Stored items

------------------------------------------------------------------------

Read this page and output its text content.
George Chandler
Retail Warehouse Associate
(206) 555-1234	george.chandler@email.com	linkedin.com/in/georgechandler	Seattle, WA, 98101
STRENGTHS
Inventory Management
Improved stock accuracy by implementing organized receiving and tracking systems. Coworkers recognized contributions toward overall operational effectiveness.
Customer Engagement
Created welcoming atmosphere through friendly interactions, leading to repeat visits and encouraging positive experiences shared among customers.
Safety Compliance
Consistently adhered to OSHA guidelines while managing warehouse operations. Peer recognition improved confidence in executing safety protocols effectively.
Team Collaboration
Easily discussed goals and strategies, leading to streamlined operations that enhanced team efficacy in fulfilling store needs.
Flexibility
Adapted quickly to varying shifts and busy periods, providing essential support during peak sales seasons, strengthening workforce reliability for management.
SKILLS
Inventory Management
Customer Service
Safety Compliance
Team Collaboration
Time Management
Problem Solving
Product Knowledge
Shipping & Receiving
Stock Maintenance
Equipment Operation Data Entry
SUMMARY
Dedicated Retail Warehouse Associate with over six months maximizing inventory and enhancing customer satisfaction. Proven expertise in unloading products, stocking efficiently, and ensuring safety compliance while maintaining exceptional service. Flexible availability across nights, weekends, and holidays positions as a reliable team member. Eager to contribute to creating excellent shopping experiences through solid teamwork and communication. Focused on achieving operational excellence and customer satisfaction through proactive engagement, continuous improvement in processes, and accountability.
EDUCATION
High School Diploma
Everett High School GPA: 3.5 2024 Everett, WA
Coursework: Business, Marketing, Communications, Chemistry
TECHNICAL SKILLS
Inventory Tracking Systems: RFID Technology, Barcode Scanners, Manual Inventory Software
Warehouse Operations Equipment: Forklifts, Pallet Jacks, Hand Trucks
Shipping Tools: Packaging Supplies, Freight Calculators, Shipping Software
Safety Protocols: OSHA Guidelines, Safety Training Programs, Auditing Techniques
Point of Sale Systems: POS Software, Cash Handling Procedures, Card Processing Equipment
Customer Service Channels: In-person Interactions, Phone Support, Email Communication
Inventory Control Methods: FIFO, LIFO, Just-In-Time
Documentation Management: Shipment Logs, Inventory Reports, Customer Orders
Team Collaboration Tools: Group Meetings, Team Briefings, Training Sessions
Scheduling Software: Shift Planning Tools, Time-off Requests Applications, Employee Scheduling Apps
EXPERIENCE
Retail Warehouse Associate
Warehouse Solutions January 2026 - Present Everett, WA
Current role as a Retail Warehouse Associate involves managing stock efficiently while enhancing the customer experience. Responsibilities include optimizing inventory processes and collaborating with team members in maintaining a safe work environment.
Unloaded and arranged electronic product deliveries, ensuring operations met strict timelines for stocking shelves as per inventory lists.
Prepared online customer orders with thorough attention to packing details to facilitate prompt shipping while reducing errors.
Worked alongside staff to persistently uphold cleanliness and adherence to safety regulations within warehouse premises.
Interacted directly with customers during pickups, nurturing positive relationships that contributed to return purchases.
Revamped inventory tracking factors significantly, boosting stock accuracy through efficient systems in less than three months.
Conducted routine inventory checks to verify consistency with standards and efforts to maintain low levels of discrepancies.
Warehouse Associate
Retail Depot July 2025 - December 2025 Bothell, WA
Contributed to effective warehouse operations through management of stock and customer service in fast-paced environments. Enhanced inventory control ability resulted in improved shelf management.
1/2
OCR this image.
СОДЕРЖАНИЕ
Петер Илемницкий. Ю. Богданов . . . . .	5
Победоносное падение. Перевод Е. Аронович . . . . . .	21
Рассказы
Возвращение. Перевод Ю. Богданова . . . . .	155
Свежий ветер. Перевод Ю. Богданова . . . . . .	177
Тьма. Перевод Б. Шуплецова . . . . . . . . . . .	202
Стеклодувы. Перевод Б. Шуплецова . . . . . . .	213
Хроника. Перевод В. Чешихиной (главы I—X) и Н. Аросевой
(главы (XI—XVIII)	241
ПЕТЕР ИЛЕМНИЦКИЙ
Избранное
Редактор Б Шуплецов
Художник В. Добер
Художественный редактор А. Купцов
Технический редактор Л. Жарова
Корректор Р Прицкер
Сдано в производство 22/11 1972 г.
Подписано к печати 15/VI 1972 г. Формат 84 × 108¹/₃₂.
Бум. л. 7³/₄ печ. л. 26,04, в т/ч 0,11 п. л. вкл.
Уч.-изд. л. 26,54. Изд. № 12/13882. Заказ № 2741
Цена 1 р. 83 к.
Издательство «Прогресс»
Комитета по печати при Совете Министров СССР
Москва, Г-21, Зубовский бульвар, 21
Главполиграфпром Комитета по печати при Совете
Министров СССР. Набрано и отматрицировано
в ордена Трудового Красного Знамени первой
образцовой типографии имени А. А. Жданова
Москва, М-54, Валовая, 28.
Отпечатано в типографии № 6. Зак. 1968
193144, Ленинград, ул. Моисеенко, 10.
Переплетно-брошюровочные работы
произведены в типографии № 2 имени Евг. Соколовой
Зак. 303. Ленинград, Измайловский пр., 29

------------------------------------------------------------------------

_TO DO:_
Extract all lines that hold the word "печати".

_OUTPUT BELOW:_
Подписано к печати 15/VI 1972 г. Формат 84 × 108¹/₃₂.
Комитета по печати при Совете Министров СССР
Главполиграфпром Комитета по печати при Совете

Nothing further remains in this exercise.